▶ [Instructions to follow]
Pick out every line holding the string "content" and copy it.

▶ [Records to process]
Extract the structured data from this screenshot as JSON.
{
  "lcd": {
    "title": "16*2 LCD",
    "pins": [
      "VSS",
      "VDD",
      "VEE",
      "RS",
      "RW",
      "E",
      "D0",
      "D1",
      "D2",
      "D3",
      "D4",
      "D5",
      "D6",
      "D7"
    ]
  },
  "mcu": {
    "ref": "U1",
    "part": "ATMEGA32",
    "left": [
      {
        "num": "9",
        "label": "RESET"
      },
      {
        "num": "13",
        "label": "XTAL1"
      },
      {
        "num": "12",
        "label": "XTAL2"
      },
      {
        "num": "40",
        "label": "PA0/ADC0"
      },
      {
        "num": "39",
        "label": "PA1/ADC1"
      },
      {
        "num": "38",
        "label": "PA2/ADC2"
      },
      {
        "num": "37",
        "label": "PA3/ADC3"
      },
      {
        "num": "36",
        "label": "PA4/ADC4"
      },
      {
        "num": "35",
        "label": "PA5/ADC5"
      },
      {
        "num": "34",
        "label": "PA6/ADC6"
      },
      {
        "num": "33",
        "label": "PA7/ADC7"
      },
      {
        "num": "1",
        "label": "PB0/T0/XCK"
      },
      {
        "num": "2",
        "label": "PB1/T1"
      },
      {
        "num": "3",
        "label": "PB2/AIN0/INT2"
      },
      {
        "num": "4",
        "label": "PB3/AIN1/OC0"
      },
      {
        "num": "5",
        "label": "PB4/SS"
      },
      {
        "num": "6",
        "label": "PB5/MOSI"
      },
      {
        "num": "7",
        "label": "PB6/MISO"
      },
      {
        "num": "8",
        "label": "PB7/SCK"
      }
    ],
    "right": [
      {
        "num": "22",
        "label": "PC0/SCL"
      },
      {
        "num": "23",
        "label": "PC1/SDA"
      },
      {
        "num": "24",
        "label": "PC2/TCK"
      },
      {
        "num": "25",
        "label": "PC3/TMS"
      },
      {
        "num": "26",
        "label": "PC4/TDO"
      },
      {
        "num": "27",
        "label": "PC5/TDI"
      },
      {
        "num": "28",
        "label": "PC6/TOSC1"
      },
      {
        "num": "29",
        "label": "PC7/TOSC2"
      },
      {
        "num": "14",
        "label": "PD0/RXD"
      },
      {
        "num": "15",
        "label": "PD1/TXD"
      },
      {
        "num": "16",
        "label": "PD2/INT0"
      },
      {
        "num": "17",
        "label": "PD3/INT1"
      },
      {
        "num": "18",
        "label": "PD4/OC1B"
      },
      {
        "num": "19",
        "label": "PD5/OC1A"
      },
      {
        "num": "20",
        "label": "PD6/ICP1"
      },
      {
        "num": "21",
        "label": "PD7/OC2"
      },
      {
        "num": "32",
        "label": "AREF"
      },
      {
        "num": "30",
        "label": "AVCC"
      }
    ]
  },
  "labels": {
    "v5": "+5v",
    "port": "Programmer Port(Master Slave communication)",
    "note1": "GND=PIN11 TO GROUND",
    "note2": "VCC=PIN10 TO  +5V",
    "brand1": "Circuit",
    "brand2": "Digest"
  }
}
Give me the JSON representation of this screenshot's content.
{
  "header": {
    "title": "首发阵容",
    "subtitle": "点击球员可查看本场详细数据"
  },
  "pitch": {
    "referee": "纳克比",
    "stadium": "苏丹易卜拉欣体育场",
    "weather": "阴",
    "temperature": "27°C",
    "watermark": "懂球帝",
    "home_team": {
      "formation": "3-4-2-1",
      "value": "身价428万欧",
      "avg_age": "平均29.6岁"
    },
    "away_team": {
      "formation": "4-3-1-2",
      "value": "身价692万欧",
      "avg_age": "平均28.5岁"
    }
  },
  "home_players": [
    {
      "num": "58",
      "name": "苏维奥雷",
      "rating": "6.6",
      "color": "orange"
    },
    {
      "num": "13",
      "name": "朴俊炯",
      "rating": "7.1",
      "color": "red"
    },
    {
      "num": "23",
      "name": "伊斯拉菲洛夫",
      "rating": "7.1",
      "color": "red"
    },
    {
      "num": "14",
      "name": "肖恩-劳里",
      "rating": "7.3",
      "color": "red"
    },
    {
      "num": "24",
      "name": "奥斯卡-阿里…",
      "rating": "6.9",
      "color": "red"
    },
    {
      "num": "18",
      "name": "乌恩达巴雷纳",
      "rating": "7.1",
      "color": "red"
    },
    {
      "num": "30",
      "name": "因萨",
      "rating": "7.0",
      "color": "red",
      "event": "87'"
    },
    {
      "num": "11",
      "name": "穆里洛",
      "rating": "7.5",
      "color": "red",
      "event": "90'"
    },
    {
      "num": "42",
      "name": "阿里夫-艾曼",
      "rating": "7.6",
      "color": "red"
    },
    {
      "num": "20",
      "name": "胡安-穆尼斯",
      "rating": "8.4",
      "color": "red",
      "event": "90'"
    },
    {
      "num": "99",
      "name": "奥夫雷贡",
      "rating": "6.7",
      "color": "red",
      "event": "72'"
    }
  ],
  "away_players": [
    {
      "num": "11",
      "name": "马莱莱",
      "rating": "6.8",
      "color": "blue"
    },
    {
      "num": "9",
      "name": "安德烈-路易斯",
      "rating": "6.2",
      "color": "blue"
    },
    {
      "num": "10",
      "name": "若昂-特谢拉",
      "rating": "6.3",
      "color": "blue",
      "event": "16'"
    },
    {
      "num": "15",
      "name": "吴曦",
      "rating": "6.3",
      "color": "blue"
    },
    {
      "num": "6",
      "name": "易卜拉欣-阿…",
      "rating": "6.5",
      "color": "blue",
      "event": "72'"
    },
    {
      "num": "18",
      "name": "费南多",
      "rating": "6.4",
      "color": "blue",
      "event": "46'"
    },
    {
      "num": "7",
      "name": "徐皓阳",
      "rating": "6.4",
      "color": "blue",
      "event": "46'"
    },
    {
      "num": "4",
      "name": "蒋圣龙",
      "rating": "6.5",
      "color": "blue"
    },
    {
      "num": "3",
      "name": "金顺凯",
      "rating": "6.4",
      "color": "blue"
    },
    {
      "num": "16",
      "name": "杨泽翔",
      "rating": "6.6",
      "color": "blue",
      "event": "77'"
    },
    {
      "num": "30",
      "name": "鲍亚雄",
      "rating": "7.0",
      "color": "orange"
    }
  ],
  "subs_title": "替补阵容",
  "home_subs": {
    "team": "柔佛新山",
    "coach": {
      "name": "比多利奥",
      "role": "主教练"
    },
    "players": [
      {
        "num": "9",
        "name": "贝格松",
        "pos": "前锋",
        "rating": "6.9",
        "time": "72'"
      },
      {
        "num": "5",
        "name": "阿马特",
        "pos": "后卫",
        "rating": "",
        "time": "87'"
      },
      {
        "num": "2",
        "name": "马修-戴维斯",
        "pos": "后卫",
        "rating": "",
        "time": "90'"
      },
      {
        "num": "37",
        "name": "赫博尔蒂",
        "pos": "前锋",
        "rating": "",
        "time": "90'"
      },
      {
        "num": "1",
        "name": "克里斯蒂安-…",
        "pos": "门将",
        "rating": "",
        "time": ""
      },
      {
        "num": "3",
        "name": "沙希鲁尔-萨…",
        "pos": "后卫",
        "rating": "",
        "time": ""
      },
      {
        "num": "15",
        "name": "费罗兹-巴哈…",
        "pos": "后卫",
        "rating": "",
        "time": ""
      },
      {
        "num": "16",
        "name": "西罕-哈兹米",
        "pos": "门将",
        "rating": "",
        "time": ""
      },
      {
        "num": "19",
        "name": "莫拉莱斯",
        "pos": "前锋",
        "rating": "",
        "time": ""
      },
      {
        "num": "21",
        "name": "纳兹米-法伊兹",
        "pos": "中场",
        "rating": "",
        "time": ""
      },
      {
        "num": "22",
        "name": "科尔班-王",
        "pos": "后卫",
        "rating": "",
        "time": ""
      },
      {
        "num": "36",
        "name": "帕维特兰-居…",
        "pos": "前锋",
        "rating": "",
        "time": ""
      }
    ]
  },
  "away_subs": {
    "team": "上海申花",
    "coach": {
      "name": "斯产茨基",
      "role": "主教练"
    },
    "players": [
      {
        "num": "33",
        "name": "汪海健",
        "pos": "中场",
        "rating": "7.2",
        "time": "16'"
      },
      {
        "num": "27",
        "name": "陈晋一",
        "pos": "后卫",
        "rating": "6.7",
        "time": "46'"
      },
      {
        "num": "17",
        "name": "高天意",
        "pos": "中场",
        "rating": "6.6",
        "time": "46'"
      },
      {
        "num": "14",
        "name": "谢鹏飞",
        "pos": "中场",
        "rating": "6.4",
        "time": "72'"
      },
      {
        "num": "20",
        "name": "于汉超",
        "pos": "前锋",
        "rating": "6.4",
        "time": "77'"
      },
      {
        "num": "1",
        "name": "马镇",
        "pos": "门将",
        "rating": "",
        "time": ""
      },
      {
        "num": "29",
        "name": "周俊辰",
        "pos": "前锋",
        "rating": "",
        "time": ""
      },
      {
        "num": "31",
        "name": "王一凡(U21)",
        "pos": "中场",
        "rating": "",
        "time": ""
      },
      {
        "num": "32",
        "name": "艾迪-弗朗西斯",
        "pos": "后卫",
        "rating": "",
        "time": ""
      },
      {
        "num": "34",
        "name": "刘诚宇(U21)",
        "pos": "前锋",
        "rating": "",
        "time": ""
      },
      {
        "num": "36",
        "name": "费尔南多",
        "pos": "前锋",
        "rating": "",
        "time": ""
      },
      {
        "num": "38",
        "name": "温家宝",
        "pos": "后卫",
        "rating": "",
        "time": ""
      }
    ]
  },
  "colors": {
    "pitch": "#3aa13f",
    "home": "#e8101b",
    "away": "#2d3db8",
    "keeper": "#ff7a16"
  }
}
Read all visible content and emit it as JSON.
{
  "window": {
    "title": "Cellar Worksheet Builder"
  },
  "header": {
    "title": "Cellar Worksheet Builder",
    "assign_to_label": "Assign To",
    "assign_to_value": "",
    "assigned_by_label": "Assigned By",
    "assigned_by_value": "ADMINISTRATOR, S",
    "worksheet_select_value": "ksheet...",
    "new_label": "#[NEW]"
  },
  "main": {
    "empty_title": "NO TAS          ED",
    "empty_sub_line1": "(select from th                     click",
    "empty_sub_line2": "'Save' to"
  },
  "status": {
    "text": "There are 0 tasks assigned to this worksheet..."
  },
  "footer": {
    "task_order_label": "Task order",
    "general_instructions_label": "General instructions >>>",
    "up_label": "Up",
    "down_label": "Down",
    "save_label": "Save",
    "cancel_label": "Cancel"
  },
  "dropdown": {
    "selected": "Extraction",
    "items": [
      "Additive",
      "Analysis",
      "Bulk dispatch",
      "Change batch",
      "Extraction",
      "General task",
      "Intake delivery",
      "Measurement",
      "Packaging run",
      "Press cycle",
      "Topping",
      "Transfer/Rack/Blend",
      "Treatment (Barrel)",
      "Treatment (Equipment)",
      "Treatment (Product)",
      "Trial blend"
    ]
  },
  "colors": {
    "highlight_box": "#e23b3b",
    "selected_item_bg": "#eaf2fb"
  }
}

▶ [Exercise response]
Give me the JSON representation of this screenshot's content.
Read all visible content and emit it as JSON.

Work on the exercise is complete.